Page excerpt ->
____
# Exhaust Pipe diameter?



## Nizmonik SE-R (Jun 27, 2002)

I'm thinking about doing a custom cat-back exhaust but i don't know what would be best for my SE-R. I was thinking of buying a universal N1 or N1 style muffler with a 2.5" inlet and run 2.5" piping from the cat. Is this size piping going to rob me of torque? I hear the Greddy's piping is 60mm which is just about 2.5" if not less and Greddy's exhaust by far the best. Anyone know how it'll sound? Ricey? Nice? Maybe you guys can help me out. I got quoted for a 2.5" custom exhaust from the local muffler shop. They said they'll do it for $120 and thats if i bring them my own muffler. Do you guys think thats too much?


----------



## V i V i D 200sx (Sep 17, 2002)

the best way to go about it would be to get a pre-built system, if you want ease of install but it will be more expensive. i want to get a custom built system, w/ a hand-picked muffler and 2" mandrel-bent piping. if the shop is just going to build your system w/ your muffler, they will probably use crush-bend piping, which cuts down flow @ bends. 2.5" is probably too big, i hear that the b14 greddy @ 60mm is too big, and people prefer the b13 greddy @ 50mm. if you have a aftermarket headers, youd probably want to look into adding a pre-silencer when you get your exhaust, as this will one down the "rice effect"


----------



## B14Drifter (Oct 25, 2002)
____
Material shown ->

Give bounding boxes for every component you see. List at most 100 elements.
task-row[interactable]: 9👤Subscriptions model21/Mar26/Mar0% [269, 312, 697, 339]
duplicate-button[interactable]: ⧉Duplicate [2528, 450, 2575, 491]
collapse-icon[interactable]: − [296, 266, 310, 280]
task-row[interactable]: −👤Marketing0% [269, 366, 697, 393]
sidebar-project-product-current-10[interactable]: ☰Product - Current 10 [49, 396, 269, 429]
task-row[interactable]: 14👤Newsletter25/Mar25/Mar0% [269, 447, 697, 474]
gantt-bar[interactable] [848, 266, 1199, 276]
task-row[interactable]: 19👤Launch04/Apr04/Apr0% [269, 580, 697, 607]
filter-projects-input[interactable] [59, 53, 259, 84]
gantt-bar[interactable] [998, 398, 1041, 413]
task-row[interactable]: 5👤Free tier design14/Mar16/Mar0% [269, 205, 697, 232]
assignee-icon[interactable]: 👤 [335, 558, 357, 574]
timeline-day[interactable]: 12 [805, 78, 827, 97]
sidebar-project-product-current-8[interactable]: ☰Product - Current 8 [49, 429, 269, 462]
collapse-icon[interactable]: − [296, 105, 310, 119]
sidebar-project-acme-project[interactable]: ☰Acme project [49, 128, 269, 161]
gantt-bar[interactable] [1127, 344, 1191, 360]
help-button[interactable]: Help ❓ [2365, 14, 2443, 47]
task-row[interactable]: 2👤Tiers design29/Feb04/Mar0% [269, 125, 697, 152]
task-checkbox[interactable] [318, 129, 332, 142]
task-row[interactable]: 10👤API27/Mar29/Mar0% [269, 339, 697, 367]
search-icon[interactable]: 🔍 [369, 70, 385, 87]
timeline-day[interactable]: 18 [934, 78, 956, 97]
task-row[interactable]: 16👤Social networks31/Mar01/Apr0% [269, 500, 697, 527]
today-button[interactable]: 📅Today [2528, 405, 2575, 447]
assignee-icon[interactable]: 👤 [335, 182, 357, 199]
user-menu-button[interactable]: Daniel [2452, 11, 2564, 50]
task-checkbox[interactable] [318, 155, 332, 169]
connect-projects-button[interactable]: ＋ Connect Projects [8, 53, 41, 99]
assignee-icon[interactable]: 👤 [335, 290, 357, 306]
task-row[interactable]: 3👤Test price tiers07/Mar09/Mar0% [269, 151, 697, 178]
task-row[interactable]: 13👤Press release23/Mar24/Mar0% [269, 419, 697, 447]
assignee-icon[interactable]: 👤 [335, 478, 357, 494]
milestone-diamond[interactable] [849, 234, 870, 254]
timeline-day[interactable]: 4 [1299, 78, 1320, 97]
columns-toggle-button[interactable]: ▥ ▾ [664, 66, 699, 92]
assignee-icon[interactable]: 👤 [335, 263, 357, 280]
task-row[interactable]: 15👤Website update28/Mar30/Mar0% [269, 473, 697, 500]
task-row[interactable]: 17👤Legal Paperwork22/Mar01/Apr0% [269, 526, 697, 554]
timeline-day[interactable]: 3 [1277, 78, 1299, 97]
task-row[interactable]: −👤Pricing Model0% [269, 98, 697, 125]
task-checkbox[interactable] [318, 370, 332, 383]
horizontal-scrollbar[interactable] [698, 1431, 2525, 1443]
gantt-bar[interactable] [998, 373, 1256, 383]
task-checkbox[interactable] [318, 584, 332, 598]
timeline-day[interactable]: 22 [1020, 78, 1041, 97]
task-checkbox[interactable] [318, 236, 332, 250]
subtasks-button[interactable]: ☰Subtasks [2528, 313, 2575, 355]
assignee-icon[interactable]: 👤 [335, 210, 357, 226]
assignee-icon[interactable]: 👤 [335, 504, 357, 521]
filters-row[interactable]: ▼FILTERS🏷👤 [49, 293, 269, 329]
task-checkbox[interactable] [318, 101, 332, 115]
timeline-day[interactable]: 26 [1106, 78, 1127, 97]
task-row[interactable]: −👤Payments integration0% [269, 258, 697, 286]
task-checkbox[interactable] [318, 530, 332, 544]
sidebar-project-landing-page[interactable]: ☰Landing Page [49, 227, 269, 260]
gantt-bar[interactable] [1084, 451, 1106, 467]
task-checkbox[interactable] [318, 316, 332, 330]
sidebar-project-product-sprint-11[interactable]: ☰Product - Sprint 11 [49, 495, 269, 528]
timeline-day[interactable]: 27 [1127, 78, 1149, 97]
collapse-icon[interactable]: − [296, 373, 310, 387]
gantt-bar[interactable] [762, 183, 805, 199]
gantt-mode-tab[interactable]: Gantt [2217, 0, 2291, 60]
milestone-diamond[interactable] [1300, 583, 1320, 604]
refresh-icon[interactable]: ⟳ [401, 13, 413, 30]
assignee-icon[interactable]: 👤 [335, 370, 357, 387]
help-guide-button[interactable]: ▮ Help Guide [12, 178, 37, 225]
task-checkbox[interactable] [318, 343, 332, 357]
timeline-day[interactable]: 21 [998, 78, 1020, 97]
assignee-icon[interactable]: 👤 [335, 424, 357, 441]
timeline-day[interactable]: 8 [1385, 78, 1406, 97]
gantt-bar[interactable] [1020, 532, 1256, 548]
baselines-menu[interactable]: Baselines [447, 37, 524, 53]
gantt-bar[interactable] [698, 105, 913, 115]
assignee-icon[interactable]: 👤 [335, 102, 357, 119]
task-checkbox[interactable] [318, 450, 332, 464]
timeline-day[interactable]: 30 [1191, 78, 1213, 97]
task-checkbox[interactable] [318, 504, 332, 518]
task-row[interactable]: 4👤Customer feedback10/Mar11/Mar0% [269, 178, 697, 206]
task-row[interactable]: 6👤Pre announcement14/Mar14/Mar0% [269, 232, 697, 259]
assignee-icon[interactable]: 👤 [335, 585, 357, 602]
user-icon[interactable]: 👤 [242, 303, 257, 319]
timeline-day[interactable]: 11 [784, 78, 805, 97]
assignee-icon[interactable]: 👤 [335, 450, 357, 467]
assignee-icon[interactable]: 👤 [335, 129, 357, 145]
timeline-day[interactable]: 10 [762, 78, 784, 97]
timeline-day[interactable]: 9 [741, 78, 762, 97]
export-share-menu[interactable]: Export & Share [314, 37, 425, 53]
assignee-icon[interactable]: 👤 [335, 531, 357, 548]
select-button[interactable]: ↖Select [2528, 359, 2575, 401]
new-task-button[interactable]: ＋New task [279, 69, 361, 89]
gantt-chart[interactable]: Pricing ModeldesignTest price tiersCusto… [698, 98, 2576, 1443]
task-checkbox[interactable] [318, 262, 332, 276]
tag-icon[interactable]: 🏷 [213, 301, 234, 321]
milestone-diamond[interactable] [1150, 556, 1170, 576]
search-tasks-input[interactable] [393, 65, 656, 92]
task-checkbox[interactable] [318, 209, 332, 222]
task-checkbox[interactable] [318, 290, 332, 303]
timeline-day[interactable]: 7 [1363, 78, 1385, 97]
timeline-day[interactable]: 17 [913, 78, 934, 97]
____
What to work on ->
(a) Write out the part of the exhaust pipe thread that opens with the words containing "I'm thinking about" and closes with "(Sep 17, 2002)".
(b) In the exhaust pipe thread, what price did the local muffler shop quote Nizmonik SE-R for the 2.5" custom exhaust?
(c) Continue the exhaust pipe thread from its last line onward.

Final results ->
(a)
I'm thinking about doing a custom cat-back exhaust but i don't know what would be best for my SE-R. I was thinking of buying a universal N1 or N1 style muffler with a 2.5" inlet and run 2.5" piping from the cat. Is this size piping going to rob me of torque? I hear the Greddy's piping is 60mm which is just about 2.5" if not less and Greddy's exhaust by far the best. Anyone know how it'll sound? Ricey? Nice? Maybe you guys can help me out. I got quoted for a 2.5" custom exhaust from the local muffler shop. They said they'll do it for $120 and thats if i bring them my own muffler. Do you guys think thats too much?


----------



## V i V i D 200sx (Sep 17, 2002)

(b) $120, provided the poster brings their own muffler.

(c)
i have an apexi universal n1 turbo (the big version) and it sounds pretty good... if you're thing of any power being robbed, go with 2"... 2.5" is too big... we're actually going to swap out my exhaust with a custom hyper medallion... so yeah, don't go with the 2.5"... it subtract power instead of add... as for the sound from the n1's it's almost like a high-pitched tone... it's not the deep tone that people usually get from aftermarket exhaust systems...


----------



## V i V i D 200sx (Sep 17, 2002)

tell us how that second exhaust goes. i love the way tanabes look, but all of my friends have greddy or generic on their hondas. i have heard an apexi exhaust on a b16a swapped civic hatchback, it does sound high-pitched and ricey as hell. if i didnt know the guy and know what he was runnin, id think it was a POS


----------



## PatScottAKA99XE (Apr 30, 2002)

If you got an SE-R then I would suggest running 2.25" pipe. 2.00" is optimal for a GA16DE, but the SR20DE need a little more breathing room. Dont be concerened about the muffler size. As long as it as the same size as your pipe and not smaller you will be all set. You could have a straight-through 2.25" muffler or a 3.00" muffler and you wouldnt even notice powerwise. Its the pipe diameter that really matters.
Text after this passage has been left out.